------ INPUT FOR THIS TASK ------

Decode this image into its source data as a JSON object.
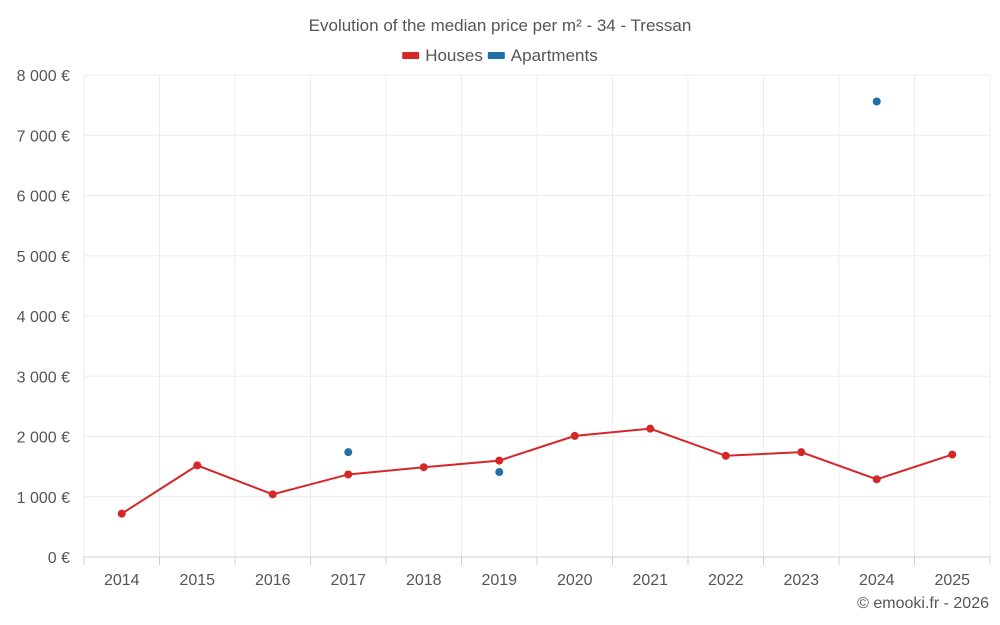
{
  "chart_data": {
    "type": "line",
    "title": "Evolution of the median price per m² - 34 - Tressan",
    "categories": [
      "2014",
      "2015",
      "2016",
      "2017",
      "2018",
      "2019",
      "2020",
      "2021",
      "2022",
      "2023",
      "2024",
      "2025"
    ],
    "y_ticks": [
      "0 €",
      "1 000 €",
      "2 000 €",
      "3 000 €",
      "4 000 €",
      "5 000 €",
      "6 000 €",
      "7 000 €",
      "8 000 €"
    ],
    "ylim": [
      0,
      8000
    ],
    "xlabel": "",
    "ylabel": "",
    "legend_position": "top-center",
    "series": [
      {
        "name": "Houses",
        "color": "#d62728",
        "connected": true,
        "values": [
          720,
          1520,
          1040,
          1370,
          1490,
          1600,
          2010,
          2130,
          1680,
          1740,
          1290,
          1700
        ]
      },
      {
        "name": "Apartments",
        "color": "#1f6fa8",
        "connected": false,
        "values": [
          null,
          null,
          null,
          1740,
          null,
          1410,
          null,
          null,
          null,
          null,
          7560,
          null
        ]
      }
    ]
  },
  "credit": "© emooki.fr - 2026"
}
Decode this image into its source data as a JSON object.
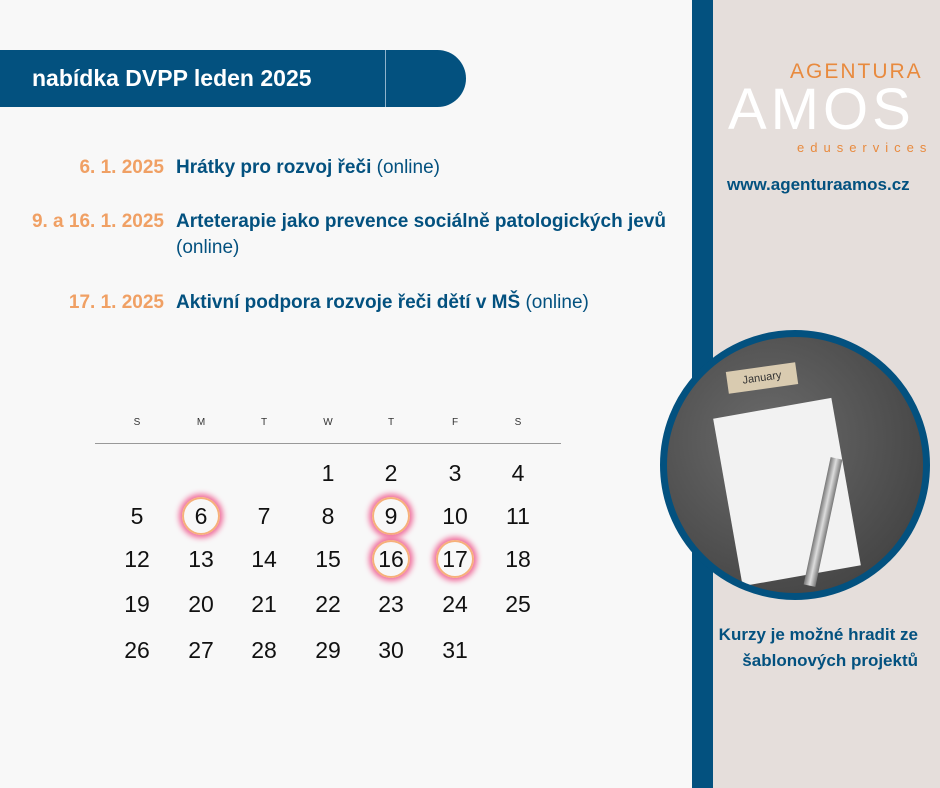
{
  "header": {
    "title": "nabídka DVPP leden 2025"
  },
  "events": [
    {
      "date": "6. 1. 2025",
      "title": "Hrátky pro rozvoj řeči",
      "mode": "(online)"
    },
    {
      "date": "9. a 16. 1. 2025",
      "title": "Arteterapie jako prevence sociálně patologických jevů",
      "mode": "(online)"
    },
    {
      "date": "17. 1. 2025",
      "title": "Aktivní podpora rozvoje řeči dětí v MŠ",
      "mode": "(online)"
    }
  ],
  "calendar": {
    "weekdays": [
      "S",
      "M",
      "T",
      "W",
      "T",
      "F",
      "S"
    ],
    "first_weekday_index": 3,
    "days": 31,
    "highlighted": [
      6,
      9,
      16,
      17
    ]
  },
  "sidebar": {
    "logo": {
      "top": "AGENTURA",
      "main": "AMOS",
      "sub": "eduservices"
    },
    "url": "www.agenturaamos.cz",
    "photo_label": "January",
    "note": "Kurzy je možné hradit ze šablonových projektů"
  },
  "colors": {
    "primary": "#03517f",
    "accent": "#f0a064",
    "panel": "#e5dedb"
  }
}
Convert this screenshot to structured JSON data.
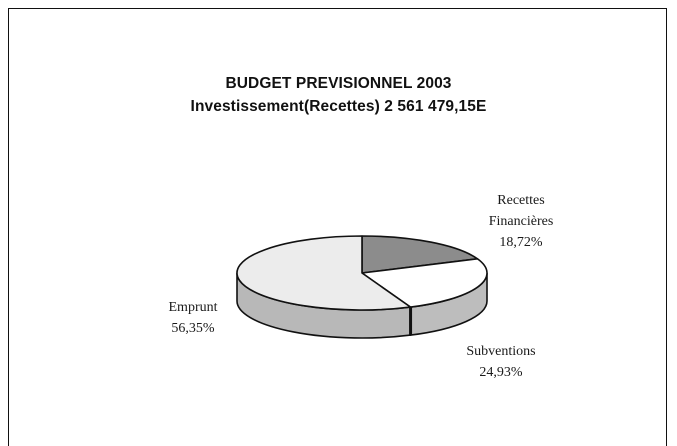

------

WORK TO COMPLETE:
Set down the material exactly, every line of it, except for the pictures.

FINAL ANSWER:
Decode this image into its source data as a JSON object.
{
  "chart_data": {
    "type": "line",
    "title": "Evolution of the median price per m² - 34 - Tressan",
    "categories": [
      "2014",
      "2015",
      "2016",
      "2017",
      "2018",
      "2019",
      "2020",
      "2021",
      "2022",
      "2023",
      "2024",
      "2025"
    ],
    "y_ticks": [
      "0 €",
      "1 000 €",
      "2 000 €",
      "3 000 €",
      "4 000 €",
      "5 000 €",
      "6 000 €",
      "7 000 €",
      "8 000 €"
    ],
    "ylim": [
      0,
      8000
    ],
    "xlabel": "",
    "ylabel": "",
    "legend_position": "top-center",
    "series": [
      {
        "name": "Houses",
        "color": "#d62728",
        "connected": true,
        "values": [
          720,
          1520,
          1040,
          1370,
          1490,
          1600,
          2010,
          2130,
          1680,
          1740,
          1290,
          1700
        ]
      },
      {
        "name": "Apartments",
        "color": "#1f6fa8",
        "connected": false,
        "values": [
          null,
          null,
          null,
          1740,
          null,
          1410,
          null,
          null,
          null,
          null,
          7560,
          null
        ]
      }
    ]
  },
  "credit": "© emooki.fr - 2026"
}
Decode this image into its source data as a JSON object.
{
  "header": {
    "title": "nabídka DVPP leden 2025"
  },
  "events": [
    {
      "date": "6. 1. 2025",
      "title": "Hrátky pro rozvoj řeči",
      "mode": "(online)"
    },
    {
      "date": "9. a 16. 1. 2025",
      "title": "Arteterapie jako prevence sociálně patologických jevů",
      "mode": "(online)"
    },
    {
      "date": "17. 1. 2025",
      "title": "Aktivní podpora rozvoje řeči dětí v MŠ",
      "mode": "(online)"
    }
  ],
  "calendar": {
    "weekdays": [
      "S",
      "M",
      "T",
      "W",
      "T",
      "F",
      "S"
    ],
    "first_weekday_index": 3,
    "days": 31,
    "highlighted": [
      6,
      9,
      16,
      17
    ]
  },
  "sidebar": {
    "logo": {
      "top": "AGENTURA",
      "main": "AMOS",
      "sub": "eduservices"
    },
    "url": "www.agenturaamos.cz",
    "photo_label": "January",
    "note": "Kurzy je možné hradit ze šablonových projektů"
  },
  "colors": {
    "primary": "#03517f",
    "accent": "#f0a064",
    "panel": "#e5dedb"
  }
}
Convert this screenshot to structured JSON data.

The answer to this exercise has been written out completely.